REQUEST:
Reproduce all the material exactly, minus any pictures it holds.

[START OF EXTRACTED ENTRIES]

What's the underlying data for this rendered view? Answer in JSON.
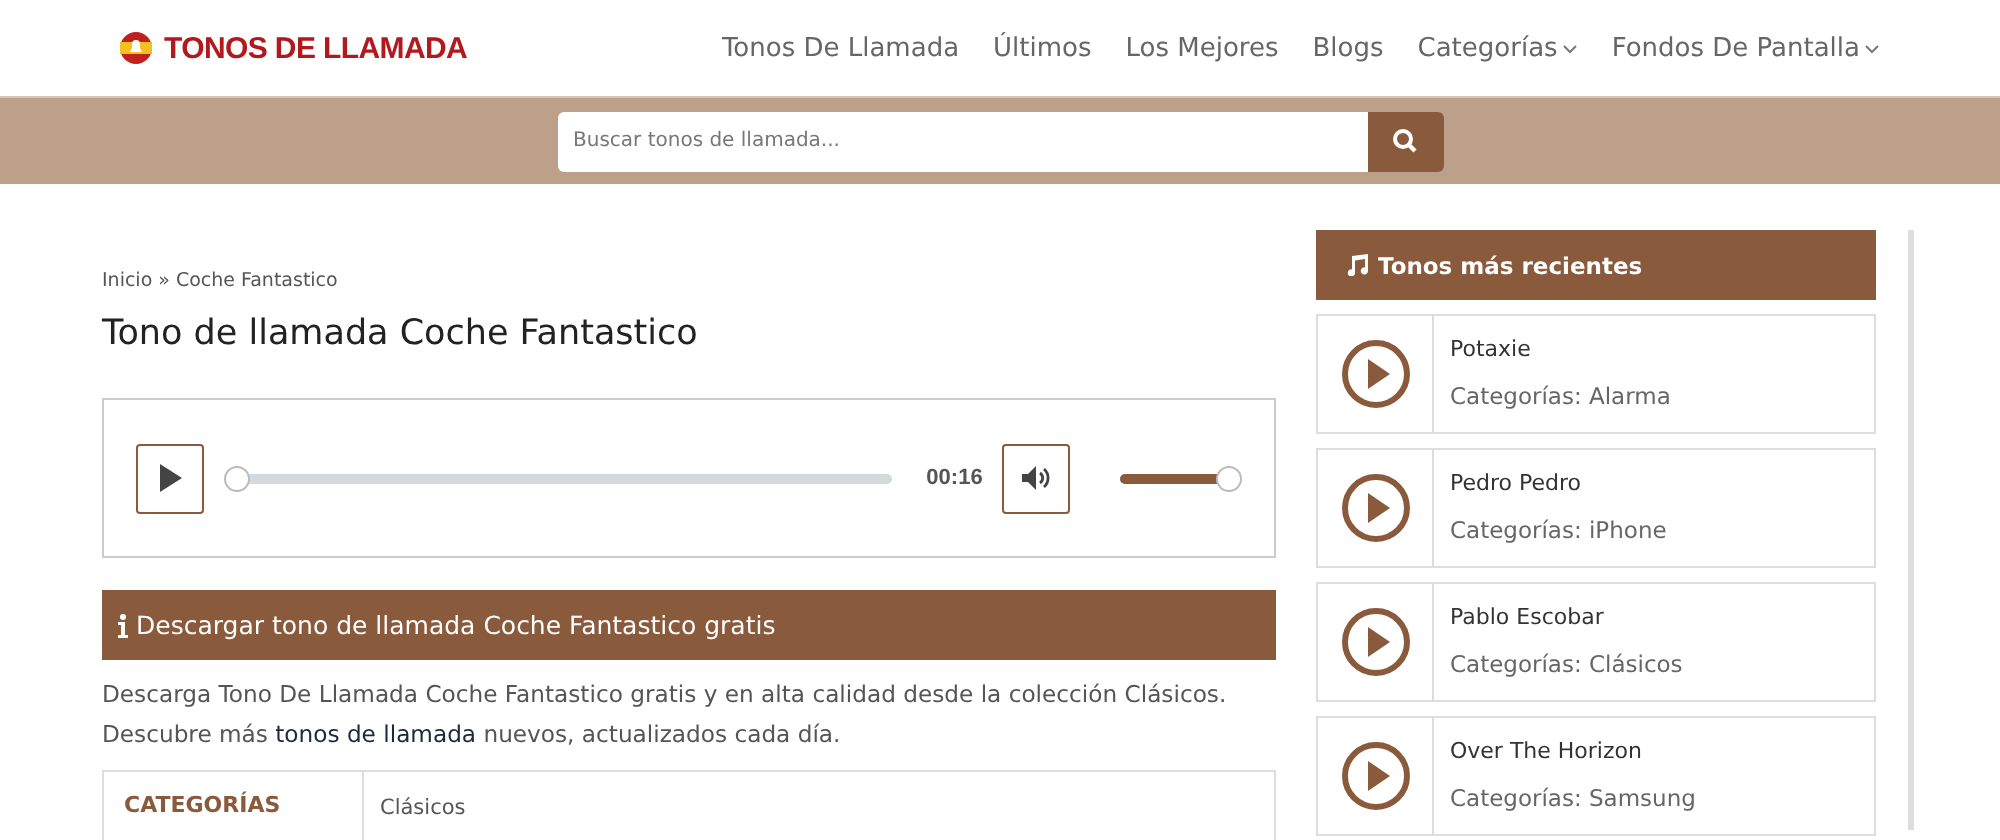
{
  "header": {
    "logo": "TONOS DE LLAMADA",
    "nav": [
      {
        "label": "Tonos De Llamada",
        "dropdown": false
      },
      {
        "label": "Últimos",
        "dropdown": false
      },
      {
        "label": "Los Mejores",
        "dropdown": false
      },
      {
        "label": "Blogs",
        "dropdown": false
      },
      {
        "label": "Categorías",
        "dropdown": true
      },
      {
        "label": "Fondos De Pantalla",
        "dropdown": true
      }
    ]
  },
  "search": {
    "placeholder": "Buscar tonos de llamada..."
  },
  "breadcrumb": {
    "items": [
      "Inicio",
      "Coche Fantastico"
    ],
    "separator": "»"
  },
  "title": "Tono de llamada Coche Fantastico",
  "player": {
    "progress": {
      "level": 0
    },
    "time": "00:16",
    "volume": {
      "level": 1
    }
  },
  "download_banner": "Descargar tono de llamada Coche Fantastico gratis",
  "description": {
    "before": "Descarga Tono De Llamada Coche Fantastico gratis y en alta calidad desde la colección Clásicos. Descubre más ",
    "link": "tonos de llamada",
    "after": " nuevos, actualizados cada día."
  },
  "details": [
    {
      "label": "CATEGORÍAS",
      "value": "Clásicos"
    }
  ],
  "sidebar": {
    "title": "Tonos más recientes",
    "items": [
      {
        "name": "Potaxie",
        "category": "Categorías: Alarma"
      },
      {
        "name": "Pedro Pedro",
        "category": "Categorías: iPhone"
      },
      {
        "name": "Pablo Escobar",
        "category": "Categorías: Clásicos"
      },
      {
        "name": "Over The Horizon",
        "category": "Categorías: Samsung"
      }
    ]
  }
}
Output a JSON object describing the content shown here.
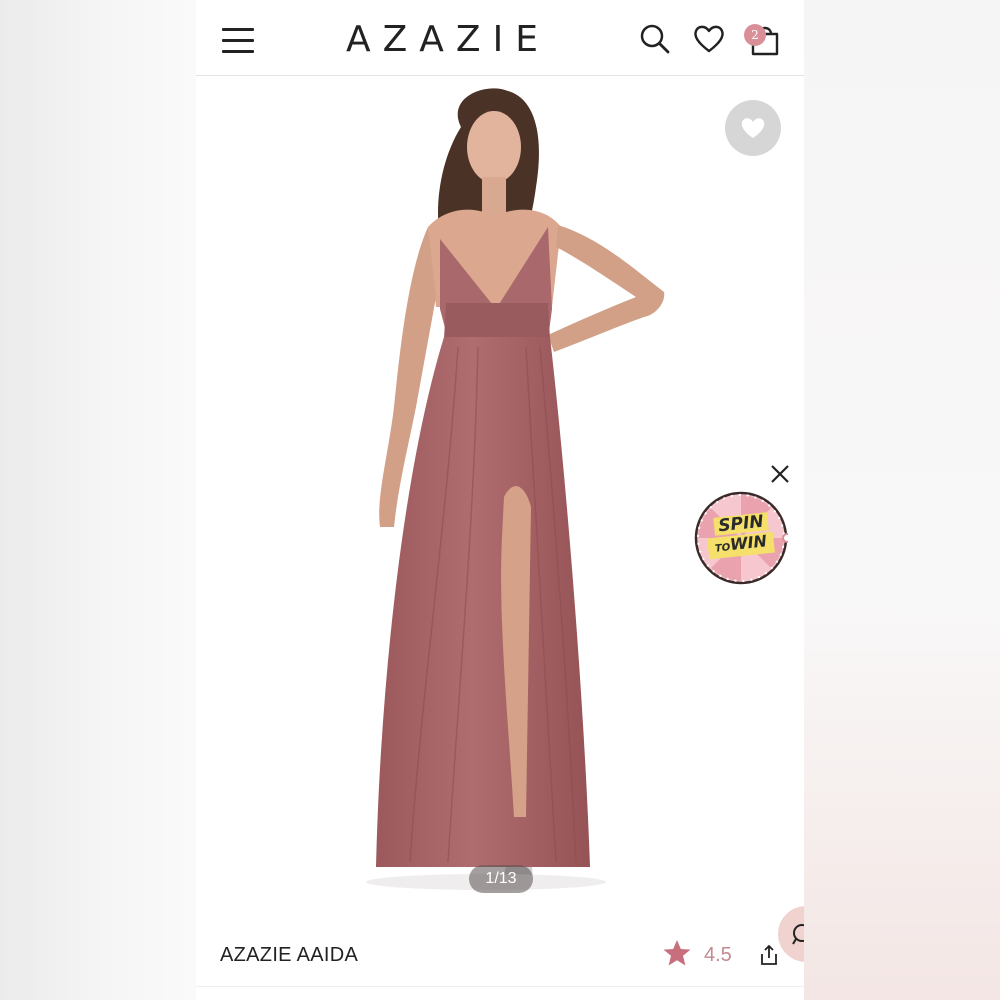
{
  "header": {
    "brand": "AZAZIE",
    "cart_count": "2"
  },
  "gallery": {
    "counter": "1/13",
    "promo_line1": "SPIN",
    "promo_line2_small": "TO",
    "promo_line2": "WIN"
  },
  "product": {
    "title": "AZAZIE AAIDA",
    "rating": "4.5"
  },
  "colors": {
    "accent": "#d98f97",
    "rating": "#c48991",
    "dress": "#a86467",
    "favorite_bg": "#d6d6d6"
  },
  "icons": [
    "menu-icon",
    "search-icon",
    "heart-icon",
    "bag-icon",
    "favorite-heart-icon",
    "close-icon",
    "star-icon",
    "share-icon",
    "chat-icon"
  ]
}
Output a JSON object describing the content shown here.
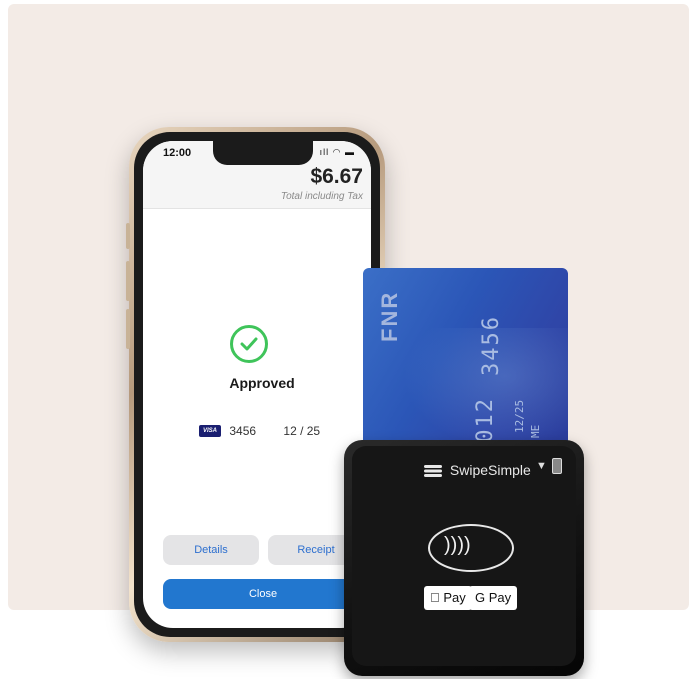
{
  "phone": {
    "status_time": "12:00",
    "status_icons": "••• ● ▬",
    "total_amount": "$6.67",
    "total_label": "Total including Tax",
    "approved_label": "Approved",
    "card_brand": "VISA",
    "card_last4": "3456",
    "card_expiry": "12 / 25",
    "buttons": {
      "details": "Details",
      "receipt": "Receipt",
      "close": "Close"
    }
  },
  "card": {
    "brand": "FNR",
    "number_part1": "3456",
    "number_part2": "9012",
    "expiry": "12/25",
    "name_fragment": "ME"
  },
  "reader": {
    "brand_label": "SwipeSimple",
    "led_arrow": "▼",
    "apple_pay": " Pay",
    "google_pay": "G Pay",
    "contactless_glyph": "))))"
  },
  "colors": {
    "accent": "#2277cf",
    "approved": "#3fc45a",
    "panel_bg": "#f3ebe6"
  }
}
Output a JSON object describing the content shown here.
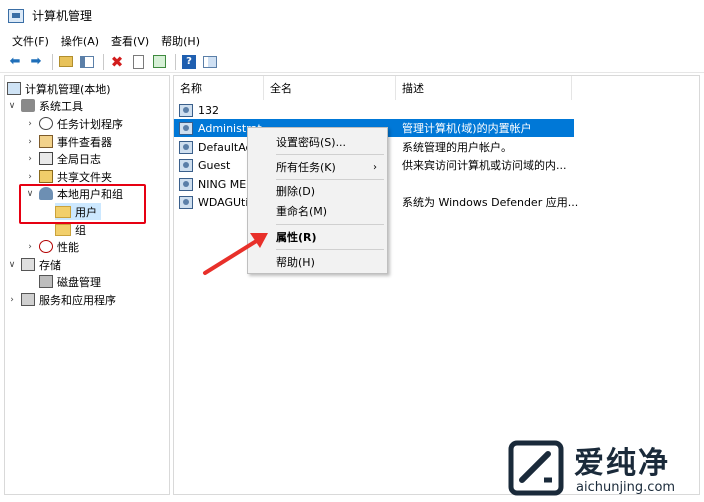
{
  "window": {
    "title": "计算机管理"
  },
  "menu": [
    "文件(F)",
    "操作(A)",
    "查看(V)",
    "帮助(H)"
  ],
  "toolbar": {
    "icons": [
      "back-arrow-icon",
      "forward-arrow-icon",
      "up-folder-icon",
      "show-hide-tree-icon",
      "delete-icon",
      "properties-icon",
      "export-list-icon",
      "help-icon",
      "show-hide-action-pane-icon"
    ],
    "colors": {
      "delete": "#d21d1d",
      "nav": "#1f6fb9"
    }
  },
  "tree": {
    "root": "计算机管理(本地)",
    "system_tools": "系统工具",
    "task_scheduler": "任务计划程序",
    "event_viewer": "事件查看器",
    "global_log": "全局日志",
    "shared_folders": "共享文件夹",
    "local_users_groups": "本地用户和组",
    "users": "用户",
    "groups": "组",
    "performance": "性能",
    "storage": "存储",
    "disk_management": "磁盘管理",
    "services_apps": "服务和应用程序"
  },
  "list": {
    "columns": [
      "名称",
      "全名",
      "描述"
    ],
    "rows": [
      {
        "name": "132",
        "desc": ""
      },
      {
        "name": "Administrat",
        "desc": "管理计算机(域)的内置帐户"
      },
      {
        "name": "DefaultAcc",
        "desc": "系统管理的用户帐户。"
      },
      {
        "name": "Guest",
        "desc": "供来宾访问计算机或访问域的内..."
      },
      {
        "name": "NING ME",
        "desc": ""
      },
      {
        "name": "WDAGUtil",
        "desc": "系统为 Windows Defender 应用..."
      }
    ],
    "selected_row": 1,
    "selection_color": "#0078d7"
  },
  "context_menu": {
    "set_password": "设置密码(S)...",
    "all_tasks": "所有任务(K)",
    "delete": "删除(D)",
    "rename": "重命名(M)",
    "properties": "属性(R)",
    "help": "帮助(H)"
  },
  "annotation": {
    "box_color": "#e60012",
    "arrow_color": "#e8302a"
  },
  "watermark": {
    "title": "爱纯净",
    "url": "aichunjing.com"
  }
}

[END OF EXTRACTED ENTRIES]

FINAL RESULT:
What's the underlying data for this rendered view? Answer in JSON.
{
  "header": {
    "logo": "TONOS DE LLAMADA",
    "nav": [
      {
        "label": "Tonos De Llamada",
        "dropdown": false
      },
      {
        "label": "Últimos",
        "dropdown": false
      },
      {
        "label": "Los Mejores",
        "dropdown": false
      },
      {
        "label": "Blogs",
        "dropdown": false
      },
      {
        "label": "Categorías",
        "dropdown": true
      },
      {
        "label": "Fondos De Pantalla",
        "dropdown": true
      }
    ]
  },
  "search": {
    "placeholder": "Buscar tonos de llamada..."
  },
  "breadcrumb": {
    "items": [
      "Inicio",
      "Coche Fantastico"
    ],
    "separator": "»"
  },
  "title": "Tono de llamada Coche Fantastico",
  "player": {
    "progress": {
      "level": 0
    },
    "time": "00:16",
    "volume": {
      "level": 1
    }
  },
  "download_banner": "Descargar tono de llamada Coche Fantastico gratis",
  "description": {
    "before": "Descarga Tono De Llamada Coche Fantastico gratis y en alta calidad desde la colección Clásicos. Descubre más ",
    "link": "tonos de llamada",
    "after": " nuevos, actualizados cada día."
  },
  "details": [
    {
      "label": "CATEGORÍAS",
      "value": "Clásicos"
    }
  ],
  "sidebar": {
    "title": "Tonos más recientes",
    "items": [
      {
        "name": "Potaxie",
        "category": "Categorías: Alarma"
      },
      {
        "name": "Pedro Pedro",
        "category": "Categorías: iPhone"
      },
      {
        "name": "Pablo Escobar",
        "category": "Categorías: Clásicos"
      },
      {
        "name": "Over The Horizon",
        "category": "Categorías: Samsung"
      }
    ]
  }
}
Output a JSON object describing the content shown here.
{
  "header": {
    "brand": "AZAZIE",
    "cart_count": "2"
  },
  "gallery": {
    "counter": "1/13",
    "promo_line1": "SPIN",
    "promo_line2_small": "TO",
    "promo_line2": "WIN"
  },
  "product": {
    "title": "AZAZIE AAIDA",
    "rating": "4.5"
  },
  "colors": {
    "accent": "#d98f97",
    "rating": "#c48991",
    "dress": "#a86467",
    "favorite_bg": "#d6d6d6"
  },
  "icons": [
    "menu-icon",
    "search-icon",
    "heart-icon",
    "bag-icon",
    "favorite-heart-icon",
    "close-icon",
    "star-icon",
    "share-icon",
    "chat-icon"
  ]
}
Output a JSON object describing the content shown here.
{
  "phone": {
    "status_time": "12:00",
    "status_icons": "••• ● ▬",
    "total_amount": "$6.67",
    "total_label": "Total including Tax",
    "approved_label": "Approved",
    "card_brand": "VISA",
    "card_last4": "3456",
    "card_expiry": "12 / 25",
    "buttons": {
      "details": "Details",
      "receipt": "Receipt",
      "close": "Close"
    }
  },
  "card": {
    "brand": "FNR",
    "number_part1": "3456",
    "number_part2": "9012",
    "expiry": "12/25",
    "name_fragment": "ME"
  },
  "reader": {
    "brand_label": "SwipeSimple",
    "led_arrow": "▼",
    "apple_pay": " Pay",
    "google_pay": "G Pay",
    "contactless_glyph": "))))"
  },
  "colors": {
    "accent": "#2277cf",
    "approved": "#3fc45a",
    "panel_bg": "#f3ebe6"
  }
}
Output a JSON object describing the content shown here.
{
  "window": {
    "title": "计算机管理"
  },
  "menu": [
    "文件(F)",
    "操作(A)",
    "查看(V)",
    "帮助(H)"
  ],
  "toolbar": {
    "icons": [
      "back-arrow-icon",
      "forward-arrow-icon",
      "up-folder-icon",
      "show-hide-tree-icon",
      "delete-icon",
      "properties-icon",
      "export-list-icon",
      "help-icon",
      "show-hide-action-pane-icon"
    ],
    "colors": {
      "delete": "#d21d1d",
      "nav": "#1f6fb9"
    }
  },
  "tree": {
    "root": "计算机管理(本地)",
    "system_tools": "系统工具",
    "task_scheduler": "任务计划程序",
    "event_viewer": "事件查看器",
    "global_log": "全局日志",
    "shared_folders": "共享文件夹",
    "local_users_groups": "本地用户和组",
    "users": "用户",
    "groups": "组",
    "performance": "性能",
    "storage": "存储",
    "disk_management": "磁盘管理",
    "services_apps": "服务和应用程序"
  },
  "list": {
    "columns": [
      "名称",
      "全名",
      "描述"
    ],
    "rows": [
      {
        "name": "132",
        "desc": ""
      },
      {
        "name": "Administrat",
        "desc": "管理计算机(域)的内置帐户"
      },
      {
        "name": "DefaultAcc",
        "desc": "系统管理的用户帐户。"
      },
      {
        "name": "Guest",
        "desc": "供来宾访问计算机或访问域的内..."
      },
      {
        "name": "NING ME",
        "desc": ""
      },
      {
        "name": "WDAGUtil",
        "desc": "系统为 Windows Defender 应用..."
      }
    ],
    "selected_row": 1,
    "selection_color": "#0078d7"
  },
  "context_menu": {
    "set_password": "设置密码(S)...",
    "all_tasks": "所有任务(K)",
    "delete": "删除(D)",
    "rename": "重命名(M)",
    "properties": "属性(R)",
    "help": "帮助(H)"
  },
  "annotation": {
    "box_color": "#e60012",
    "arrow_color": "#e8302a"
  },
  "watermark": {
    "title": "爱纯净",
    "url": "aichunjing.com"
  }
}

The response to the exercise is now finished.